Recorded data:
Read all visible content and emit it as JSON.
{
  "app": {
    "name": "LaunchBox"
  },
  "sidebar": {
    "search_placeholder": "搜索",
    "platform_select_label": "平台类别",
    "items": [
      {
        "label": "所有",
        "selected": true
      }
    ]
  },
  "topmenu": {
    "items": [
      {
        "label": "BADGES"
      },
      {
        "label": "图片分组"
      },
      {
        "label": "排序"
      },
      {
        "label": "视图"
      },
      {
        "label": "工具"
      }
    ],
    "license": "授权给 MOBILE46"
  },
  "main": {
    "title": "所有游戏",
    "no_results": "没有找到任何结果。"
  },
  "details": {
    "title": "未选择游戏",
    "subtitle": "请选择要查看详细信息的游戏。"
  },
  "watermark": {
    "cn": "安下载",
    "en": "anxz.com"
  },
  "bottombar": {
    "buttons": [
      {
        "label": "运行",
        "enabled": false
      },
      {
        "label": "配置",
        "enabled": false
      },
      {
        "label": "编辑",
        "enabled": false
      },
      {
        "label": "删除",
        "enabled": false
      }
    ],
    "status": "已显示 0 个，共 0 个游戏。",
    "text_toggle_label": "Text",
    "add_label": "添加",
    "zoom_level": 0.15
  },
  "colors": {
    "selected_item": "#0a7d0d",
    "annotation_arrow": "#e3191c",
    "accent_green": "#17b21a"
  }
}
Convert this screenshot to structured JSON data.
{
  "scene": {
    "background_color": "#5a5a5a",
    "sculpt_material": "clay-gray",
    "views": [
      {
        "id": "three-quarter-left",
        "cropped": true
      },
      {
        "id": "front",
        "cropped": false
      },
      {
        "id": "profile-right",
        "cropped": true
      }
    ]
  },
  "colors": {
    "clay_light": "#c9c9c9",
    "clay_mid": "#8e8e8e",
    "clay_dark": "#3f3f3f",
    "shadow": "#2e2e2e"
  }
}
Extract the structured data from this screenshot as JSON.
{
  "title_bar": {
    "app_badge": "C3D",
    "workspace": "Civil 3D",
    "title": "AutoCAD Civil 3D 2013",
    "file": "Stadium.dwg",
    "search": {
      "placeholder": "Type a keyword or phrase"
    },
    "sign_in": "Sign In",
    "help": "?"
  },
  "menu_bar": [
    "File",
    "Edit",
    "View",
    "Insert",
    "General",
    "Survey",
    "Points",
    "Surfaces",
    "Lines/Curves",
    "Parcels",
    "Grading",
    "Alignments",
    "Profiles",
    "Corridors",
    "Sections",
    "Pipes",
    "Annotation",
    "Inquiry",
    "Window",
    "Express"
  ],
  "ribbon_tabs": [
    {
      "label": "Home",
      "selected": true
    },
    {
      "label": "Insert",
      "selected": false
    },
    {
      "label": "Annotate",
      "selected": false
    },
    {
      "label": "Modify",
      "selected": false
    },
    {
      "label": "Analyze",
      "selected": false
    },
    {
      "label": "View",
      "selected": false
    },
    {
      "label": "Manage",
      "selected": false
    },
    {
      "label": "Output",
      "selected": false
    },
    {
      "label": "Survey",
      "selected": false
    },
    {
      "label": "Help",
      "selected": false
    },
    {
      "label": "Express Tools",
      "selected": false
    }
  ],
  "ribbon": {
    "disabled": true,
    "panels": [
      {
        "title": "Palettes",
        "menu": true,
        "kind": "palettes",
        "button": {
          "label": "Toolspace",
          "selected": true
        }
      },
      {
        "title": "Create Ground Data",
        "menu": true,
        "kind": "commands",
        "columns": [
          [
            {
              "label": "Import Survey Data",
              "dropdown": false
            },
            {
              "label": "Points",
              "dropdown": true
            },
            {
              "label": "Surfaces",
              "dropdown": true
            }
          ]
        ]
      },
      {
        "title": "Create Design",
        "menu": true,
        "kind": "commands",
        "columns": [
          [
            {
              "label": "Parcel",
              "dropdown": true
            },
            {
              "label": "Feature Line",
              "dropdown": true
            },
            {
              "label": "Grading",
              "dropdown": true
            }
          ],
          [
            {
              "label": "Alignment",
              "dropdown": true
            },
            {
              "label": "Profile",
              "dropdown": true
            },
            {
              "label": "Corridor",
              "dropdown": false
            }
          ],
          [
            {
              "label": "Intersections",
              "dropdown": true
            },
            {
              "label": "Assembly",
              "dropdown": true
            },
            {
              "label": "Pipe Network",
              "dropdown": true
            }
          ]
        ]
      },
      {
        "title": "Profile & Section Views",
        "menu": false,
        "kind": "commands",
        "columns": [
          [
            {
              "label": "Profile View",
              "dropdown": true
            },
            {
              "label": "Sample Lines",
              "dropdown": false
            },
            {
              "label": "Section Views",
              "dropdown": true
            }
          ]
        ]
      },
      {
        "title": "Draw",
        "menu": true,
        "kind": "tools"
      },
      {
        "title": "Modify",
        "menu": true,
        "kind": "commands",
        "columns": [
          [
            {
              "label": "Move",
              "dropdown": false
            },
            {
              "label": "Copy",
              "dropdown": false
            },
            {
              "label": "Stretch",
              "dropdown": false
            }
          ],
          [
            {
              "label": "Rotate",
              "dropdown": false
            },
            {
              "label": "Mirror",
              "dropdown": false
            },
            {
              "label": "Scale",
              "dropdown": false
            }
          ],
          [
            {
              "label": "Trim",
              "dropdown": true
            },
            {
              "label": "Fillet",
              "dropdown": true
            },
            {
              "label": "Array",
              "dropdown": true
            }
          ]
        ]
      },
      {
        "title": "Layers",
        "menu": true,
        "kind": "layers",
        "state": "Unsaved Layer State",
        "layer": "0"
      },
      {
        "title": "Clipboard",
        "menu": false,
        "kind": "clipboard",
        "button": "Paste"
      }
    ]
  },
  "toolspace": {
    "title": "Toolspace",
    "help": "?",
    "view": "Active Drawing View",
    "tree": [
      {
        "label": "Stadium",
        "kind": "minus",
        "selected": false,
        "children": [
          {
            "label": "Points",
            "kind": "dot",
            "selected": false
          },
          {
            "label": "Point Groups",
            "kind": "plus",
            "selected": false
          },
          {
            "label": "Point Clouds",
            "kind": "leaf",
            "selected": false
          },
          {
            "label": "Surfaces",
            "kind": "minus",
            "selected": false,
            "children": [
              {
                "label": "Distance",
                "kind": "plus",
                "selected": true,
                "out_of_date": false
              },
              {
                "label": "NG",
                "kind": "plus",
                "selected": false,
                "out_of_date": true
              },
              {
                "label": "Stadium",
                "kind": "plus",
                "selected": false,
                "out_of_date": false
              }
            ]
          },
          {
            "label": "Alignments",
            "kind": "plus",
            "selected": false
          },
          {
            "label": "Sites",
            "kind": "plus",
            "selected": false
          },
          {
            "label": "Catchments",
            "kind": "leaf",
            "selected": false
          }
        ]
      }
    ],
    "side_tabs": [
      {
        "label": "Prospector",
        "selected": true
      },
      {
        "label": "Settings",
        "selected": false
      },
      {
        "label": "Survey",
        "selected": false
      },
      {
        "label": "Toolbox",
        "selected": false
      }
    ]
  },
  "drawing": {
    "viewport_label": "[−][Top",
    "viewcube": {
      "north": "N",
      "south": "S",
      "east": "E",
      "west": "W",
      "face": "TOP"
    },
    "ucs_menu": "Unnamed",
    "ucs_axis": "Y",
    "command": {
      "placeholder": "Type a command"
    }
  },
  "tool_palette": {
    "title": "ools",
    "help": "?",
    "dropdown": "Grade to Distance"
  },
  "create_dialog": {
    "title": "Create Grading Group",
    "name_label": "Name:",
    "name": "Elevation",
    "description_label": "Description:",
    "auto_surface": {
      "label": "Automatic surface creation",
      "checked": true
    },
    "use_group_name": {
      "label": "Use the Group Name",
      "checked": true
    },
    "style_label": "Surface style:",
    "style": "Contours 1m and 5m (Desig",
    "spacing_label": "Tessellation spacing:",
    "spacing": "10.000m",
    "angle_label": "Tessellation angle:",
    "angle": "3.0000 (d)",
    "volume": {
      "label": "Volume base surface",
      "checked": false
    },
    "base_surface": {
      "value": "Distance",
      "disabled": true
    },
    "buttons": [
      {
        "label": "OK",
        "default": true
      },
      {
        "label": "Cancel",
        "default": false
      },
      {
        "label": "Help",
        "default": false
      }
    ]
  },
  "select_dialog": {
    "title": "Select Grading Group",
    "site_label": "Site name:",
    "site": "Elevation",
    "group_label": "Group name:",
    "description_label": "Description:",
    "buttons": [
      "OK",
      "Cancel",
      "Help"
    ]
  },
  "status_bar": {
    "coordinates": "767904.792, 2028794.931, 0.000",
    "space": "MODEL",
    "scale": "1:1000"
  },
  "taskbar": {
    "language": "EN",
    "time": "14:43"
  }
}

Set exercise: Identify every line above with the string "Type" in it. Copy those lines.

Complete output:
      "placeholder": "Type a keyword or phrase"
      "placeholder": "Type a command"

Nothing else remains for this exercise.